◆ What the task requires: Print the entries verbatim, leaving out the images they contain.

◆ The input:
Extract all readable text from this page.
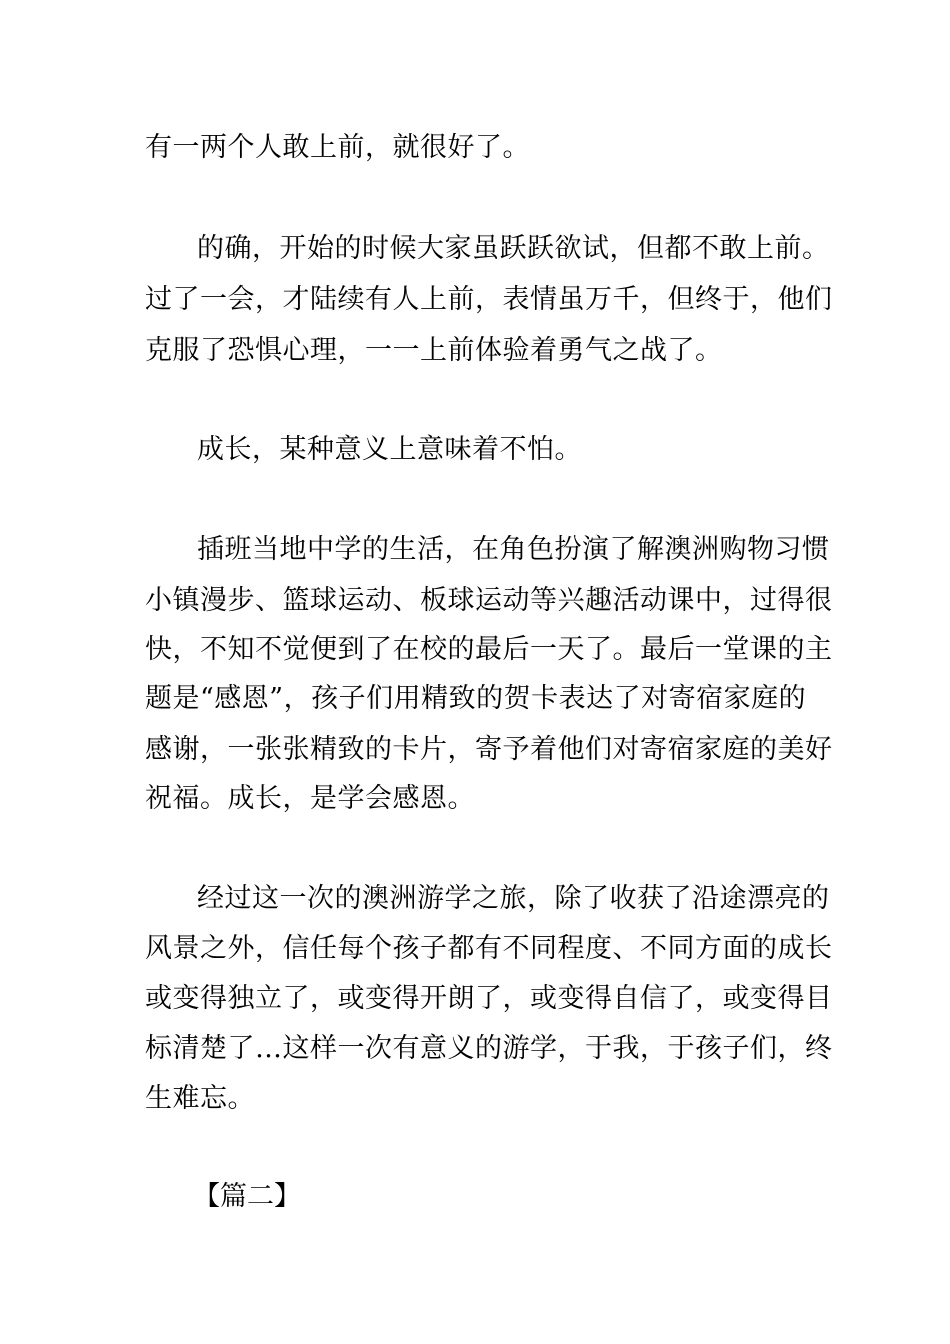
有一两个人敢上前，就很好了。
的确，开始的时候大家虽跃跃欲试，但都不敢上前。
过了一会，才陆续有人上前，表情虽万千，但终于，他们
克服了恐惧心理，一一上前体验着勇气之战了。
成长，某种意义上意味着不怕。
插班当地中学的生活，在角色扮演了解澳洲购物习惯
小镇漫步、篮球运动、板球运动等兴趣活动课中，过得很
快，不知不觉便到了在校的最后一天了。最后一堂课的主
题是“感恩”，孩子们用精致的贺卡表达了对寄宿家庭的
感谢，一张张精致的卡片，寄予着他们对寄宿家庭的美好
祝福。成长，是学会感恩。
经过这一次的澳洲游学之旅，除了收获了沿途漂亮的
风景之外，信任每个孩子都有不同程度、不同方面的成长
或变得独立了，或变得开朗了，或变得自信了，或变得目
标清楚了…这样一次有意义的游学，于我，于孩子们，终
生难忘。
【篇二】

◆ Exercise result:
Extract all readable text from this page.
有一两个人敢上前，就很好了。
的确，开始的时候大家虽跃跃欲试，但都不敢上前。
过了一会，才陆续有人上前，表情虽万千，但终于，他们
克服了恐惧心理，一一上前体验着勇气之战了。
成长，某种意义上意味着不怕。
插班当地中学的生活，在角色扮演了解澳洲购物习惯
小镇漫步、篮球运动、板球运动等兴趣活动课中，过得很
快，不知不觉便到了在校的最后一天了。最后一堂课的主
题是“感恩”，孩子们用精致的贺卡表达了对寄宿家庭的
感谢，一张张精致的卡片，寄予着他们对寄宿家庭的美好
祝福。成长，是学会感恩。
经过这一次的澳洲游学之旅，除了收获了沿途漂亮的
风景之外，信任每个孩子都有不同程度、不同方面的成长
或变得独立了，或变得开朗了，或变得自信了，或变得目
标清楚了…这样一次有意义的游学，于我，于孩子们，终
生难忘。
【篇二】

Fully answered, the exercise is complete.